> WHAT THE EXERCISE ASKS: Select all lines holding the word "title" from the entries that follow.
^^^^^^^^^^^^^^^^
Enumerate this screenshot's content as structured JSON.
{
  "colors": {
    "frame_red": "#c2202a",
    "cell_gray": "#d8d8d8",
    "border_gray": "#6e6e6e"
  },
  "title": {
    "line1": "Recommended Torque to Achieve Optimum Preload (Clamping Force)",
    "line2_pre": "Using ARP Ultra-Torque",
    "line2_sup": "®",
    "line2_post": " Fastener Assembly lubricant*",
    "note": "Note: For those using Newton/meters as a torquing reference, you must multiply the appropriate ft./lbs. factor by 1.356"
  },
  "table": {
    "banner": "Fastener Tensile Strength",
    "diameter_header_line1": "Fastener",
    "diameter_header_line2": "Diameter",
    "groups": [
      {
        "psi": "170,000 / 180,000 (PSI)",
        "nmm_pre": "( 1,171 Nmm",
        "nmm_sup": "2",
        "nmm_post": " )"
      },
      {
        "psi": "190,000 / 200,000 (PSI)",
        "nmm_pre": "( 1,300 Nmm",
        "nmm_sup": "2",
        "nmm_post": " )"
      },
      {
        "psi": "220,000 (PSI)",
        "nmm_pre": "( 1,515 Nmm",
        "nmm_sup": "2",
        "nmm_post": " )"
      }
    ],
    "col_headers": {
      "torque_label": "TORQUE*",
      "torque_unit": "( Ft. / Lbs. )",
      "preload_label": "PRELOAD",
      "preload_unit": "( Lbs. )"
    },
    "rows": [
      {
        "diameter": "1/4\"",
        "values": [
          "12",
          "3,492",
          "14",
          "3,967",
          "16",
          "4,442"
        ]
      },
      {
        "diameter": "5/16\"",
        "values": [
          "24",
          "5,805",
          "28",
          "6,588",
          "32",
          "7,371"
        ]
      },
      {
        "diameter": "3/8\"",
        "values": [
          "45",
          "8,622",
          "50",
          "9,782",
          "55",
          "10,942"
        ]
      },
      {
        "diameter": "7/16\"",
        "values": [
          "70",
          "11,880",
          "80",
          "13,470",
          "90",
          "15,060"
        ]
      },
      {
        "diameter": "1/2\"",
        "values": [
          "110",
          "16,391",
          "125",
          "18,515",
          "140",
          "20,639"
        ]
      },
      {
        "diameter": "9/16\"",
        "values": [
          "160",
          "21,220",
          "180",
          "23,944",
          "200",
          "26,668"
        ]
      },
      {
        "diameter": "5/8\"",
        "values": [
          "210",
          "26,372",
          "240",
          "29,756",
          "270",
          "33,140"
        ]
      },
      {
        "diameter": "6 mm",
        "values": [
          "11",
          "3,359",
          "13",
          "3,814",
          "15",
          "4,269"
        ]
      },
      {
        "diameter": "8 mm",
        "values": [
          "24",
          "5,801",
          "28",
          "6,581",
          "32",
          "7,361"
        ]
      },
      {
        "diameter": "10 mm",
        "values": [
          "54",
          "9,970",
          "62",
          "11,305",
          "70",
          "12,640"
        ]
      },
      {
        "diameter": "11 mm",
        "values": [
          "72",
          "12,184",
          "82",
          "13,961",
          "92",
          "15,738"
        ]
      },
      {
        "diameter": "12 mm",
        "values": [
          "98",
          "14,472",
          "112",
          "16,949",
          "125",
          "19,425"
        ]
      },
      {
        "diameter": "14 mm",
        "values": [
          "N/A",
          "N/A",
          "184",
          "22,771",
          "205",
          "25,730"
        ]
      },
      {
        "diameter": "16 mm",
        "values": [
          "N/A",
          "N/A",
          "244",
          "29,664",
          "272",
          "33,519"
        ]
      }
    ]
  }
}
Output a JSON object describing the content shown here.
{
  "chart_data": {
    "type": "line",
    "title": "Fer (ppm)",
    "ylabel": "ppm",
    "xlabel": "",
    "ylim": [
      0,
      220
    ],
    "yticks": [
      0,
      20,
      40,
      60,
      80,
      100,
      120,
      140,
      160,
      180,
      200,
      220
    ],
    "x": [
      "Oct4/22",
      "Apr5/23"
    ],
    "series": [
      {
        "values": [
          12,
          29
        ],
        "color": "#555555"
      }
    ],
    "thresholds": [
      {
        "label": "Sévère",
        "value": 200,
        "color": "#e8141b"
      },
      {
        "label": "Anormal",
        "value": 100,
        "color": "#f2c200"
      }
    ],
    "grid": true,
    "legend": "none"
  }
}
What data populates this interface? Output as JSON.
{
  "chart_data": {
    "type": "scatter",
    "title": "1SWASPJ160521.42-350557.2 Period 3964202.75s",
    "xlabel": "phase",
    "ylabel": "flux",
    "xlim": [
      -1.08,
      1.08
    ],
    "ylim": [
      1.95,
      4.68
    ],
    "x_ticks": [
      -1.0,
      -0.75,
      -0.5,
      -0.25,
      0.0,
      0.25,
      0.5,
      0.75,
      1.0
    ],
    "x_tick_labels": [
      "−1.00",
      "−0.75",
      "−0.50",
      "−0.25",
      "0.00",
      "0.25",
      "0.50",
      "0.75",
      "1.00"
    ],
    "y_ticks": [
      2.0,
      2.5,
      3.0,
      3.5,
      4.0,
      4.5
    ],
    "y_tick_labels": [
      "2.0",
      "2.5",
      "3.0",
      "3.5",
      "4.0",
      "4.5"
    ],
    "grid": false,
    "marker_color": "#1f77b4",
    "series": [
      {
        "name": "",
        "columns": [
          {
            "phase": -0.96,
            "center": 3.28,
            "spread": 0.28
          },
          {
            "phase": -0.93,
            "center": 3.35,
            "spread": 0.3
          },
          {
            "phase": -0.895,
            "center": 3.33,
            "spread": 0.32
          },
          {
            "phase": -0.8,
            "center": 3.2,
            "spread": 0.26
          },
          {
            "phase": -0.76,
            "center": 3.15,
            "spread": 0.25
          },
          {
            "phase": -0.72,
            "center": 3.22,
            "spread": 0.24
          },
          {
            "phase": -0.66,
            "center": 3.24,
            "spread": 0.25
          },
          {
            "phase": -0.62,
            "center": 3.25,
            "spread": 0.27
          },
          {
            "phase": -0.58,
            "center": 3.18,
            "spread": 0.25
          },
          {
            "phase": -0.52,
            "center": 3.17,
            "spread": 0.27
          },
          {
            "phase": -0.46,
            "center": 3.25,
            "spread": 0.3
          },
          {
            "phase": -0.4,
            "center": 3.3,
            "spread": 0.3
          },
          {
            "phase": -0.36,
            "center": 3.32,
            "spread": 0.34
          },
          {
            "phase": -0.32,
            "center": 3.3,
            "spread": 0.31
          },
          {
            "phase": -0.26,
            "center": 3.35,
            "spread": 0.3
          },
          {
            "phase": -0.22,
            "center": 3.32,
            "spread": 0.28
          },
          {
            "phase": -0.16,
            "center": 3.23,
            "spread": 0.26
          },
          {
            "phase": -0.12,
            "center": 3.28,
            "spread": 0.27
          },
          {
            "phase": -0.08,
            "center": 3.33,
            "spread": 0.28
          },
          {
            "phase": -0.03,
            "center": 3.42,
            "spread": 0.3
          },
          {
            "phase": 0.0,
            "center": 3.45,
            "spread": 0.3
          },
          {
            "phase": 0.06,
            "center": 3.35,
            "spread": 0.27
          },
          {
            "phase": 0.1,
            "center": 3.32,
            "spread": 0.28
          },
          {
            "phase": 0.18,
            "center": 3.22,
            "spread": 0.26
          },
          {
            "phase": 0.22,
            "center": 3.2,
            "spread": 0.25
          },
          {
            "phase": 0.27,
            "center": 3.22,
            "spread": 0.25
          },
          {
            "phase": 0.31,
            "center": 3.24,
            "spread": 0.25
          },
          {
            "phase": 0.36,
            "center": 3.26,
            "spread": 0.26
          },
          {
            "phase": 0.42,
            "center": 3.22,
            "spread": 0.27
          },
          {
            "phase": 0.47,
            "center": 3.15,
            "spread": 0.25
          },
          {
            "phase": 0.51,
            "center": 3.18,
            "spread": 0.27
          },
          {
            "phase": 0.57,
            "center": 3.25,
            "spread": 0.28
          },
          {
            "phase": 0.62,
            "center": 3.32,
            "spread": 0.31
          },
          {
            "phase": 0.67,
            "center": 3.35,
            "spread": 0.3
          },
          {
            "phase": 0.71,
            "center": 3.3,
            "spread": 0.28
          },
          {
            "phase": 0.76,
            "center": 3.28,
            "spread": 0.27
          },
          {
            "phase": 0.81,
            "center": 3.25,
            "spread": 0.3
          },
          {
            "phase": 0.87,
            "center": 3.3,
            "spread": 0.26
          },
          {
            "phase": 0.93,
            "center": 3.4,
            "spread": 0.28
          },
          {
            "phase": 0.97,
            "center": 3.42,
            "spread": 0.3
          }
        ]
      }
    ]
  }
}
^^^^^^^^^^^^^^^^
> OUTPUT FOR THIS TASK:
  "title": {
    "title": "Fer (ppm)",
    "title": "1SWASPJ160521.42-350557.2 Period 3964202.75s",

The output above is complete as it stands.